* begin *

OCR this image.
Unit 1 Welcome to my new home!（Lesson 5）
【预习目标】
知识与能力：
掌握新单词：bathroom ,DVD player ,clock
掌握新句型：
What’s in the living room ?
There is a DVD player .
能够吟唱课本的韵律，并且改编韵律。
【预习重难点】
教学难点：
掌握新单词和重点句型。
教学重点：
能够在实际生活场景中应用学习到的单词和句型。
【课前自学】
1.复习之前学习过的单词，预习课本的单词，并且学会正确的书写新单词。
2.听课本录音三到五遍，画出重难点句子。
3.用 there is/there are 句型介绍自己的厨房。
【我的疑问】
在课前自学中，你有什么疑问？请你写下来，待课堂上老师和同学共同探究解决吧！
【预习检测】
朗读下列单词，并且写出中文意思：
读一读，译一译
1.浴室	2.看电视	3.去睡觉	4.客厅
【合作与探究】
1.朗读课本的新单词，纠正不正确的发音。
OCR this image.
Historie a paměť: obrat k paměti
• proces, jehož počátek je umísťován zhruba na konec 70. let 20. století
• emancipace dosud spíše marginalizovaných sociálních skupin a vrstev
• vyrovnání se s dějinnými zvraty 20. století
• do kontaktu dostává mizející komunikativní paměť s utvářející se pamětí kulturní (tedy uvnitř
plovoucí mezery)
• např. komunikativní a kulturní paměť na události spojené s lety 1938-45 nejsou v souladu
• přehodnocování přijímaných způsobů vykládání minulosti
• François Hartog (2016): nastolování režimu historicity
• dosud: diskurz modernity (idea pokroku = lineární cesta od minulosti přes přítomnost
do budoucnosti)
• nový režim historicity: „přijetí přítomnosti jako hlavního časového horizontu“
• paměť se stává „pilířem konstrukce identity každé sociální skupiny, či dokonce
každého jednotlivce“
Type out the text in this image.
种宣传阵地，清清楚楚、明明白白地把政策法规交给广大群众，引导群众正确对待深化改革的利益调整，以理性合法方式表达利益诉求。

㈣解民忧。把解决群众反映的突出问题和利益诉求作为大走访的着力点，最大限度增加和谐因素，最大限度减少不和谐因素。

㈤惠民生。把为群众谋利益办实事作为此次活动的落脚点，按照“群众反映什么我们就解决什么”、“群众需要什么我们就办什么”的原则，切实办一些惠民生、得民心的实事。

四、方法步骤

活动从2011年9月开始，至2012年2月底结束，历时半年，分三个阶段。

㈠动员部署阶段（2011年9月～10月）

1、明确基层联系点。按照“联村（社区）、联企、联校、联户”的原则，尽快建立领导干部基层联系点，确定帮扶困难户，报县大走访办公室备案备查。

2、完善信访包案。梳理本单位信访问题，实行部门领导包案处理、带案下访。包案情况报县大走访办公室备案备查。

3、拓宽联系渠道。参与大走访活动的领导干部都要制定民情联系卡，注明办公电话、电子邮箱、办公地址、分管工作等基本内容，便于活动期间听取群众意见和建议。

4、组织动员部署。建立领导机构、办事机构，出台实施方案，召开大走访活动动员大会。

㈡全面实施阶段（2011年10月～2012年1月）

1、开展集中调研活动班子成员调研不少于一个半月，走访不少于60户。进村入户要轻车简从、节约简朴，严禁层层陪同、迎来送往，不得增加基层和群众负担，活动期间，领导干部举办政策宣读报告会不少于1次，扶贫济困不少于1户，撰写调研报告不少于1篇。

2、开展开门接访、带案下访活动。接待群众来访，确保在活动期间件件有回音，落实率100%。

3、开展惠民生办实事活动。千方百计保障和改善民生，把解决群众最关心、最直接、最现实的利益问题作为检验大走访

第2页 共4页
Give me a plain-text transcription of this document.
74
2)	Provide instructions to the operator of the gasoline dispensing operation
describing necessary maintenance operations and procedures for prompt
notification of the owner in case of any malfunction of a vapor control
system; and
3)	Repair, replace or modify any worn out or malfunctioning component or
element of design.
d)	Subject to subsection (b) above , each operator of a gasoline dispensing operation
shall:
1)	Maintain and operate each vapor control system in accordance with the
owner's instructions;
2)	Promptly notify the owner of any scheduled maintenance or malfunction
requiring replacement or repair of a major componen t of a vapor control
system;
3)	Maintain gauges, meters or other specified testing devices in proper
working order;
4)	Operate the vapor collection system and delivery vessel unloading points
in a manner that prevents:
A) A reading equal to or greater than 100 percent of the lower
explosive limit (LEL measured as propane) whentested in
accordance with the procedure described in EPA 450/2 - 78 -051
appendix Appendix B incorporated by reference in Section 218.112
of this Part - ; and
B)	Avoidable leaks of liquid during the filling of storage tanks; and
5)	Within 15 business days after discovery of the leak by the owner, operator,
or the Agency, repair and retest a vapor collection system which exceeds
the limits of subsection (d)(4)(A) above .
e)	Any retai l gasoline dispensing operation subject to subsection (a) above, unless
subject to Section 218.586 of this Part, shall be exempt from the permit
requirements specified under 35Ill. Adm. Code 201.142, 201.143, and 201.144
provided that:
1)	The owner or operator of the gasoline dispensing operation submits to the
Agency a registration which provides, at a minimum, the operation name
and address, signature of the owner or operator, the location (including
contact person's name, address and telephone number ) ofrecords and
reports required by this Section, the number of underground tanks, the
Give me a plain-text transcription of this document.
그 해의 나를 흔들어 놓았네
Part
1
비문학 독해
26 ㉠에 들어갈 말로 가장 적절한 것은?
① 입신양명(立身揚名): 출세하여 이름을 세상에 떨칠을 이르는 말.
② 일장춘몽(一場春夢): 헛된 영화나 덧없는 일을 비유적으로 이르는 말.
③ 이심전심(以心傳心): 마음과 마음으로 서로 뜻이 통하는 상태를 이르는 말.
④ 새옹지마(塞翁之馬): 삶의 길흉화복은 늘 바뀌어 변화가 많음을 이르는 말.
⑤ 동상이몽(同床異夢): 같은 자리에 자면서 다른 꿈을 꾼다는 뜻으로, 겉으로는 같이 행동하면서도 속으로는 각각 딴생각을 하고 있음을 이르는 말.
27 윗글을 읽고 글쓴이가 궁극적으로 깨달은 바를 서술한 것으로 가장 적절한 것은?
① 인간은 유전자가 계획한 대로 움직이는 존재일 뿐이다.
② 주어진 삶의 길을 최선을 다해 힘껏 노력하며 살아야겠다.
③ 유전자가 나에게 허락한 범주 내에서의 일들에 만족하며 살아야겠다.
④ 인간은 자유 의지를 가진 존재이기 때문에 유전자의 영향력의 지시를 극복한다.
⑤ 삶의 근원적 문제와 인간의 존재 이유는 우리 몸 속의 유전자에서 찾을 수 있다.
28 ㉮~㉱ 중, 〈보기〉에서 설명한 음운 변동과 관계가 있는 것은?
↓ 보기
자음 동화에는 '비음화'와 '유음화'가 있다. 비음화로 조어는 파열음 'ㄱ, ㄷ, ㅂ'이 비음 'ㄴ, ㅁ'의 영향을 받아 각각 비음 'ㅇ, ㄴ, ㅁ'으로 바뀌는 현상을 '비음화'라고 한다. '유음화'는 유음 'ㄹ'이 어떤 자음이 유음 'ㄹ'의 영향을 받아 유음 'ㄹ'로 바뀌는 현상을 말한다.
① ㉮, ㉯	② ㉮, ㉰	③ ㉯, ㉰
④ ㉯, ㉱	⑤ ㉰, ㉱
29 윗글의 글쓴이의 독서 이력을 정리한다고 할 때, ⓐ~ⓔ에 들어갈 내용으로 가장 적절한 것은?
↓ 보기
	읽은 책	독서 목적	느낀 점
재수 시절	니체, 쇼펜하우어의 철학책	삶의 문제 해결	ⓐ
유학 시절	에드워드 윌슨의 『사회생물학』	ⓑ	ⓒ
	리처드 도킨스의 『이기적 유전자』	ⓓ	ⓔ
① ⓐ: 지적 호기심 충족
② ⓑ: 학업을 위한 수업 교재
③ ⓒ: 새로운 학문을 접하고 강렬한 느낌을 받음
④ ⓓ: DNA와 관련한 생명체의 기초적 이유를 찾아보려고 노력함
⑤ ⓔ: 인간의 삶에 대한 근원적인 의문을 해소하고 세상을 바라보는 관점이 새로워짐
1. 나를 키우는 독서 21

* end *

== TASK DIRECTIONS ==
Your answer should be a single number: the count of lines in the entries that contain the word "accordance".

== RESULT OF THIS TASK ==
2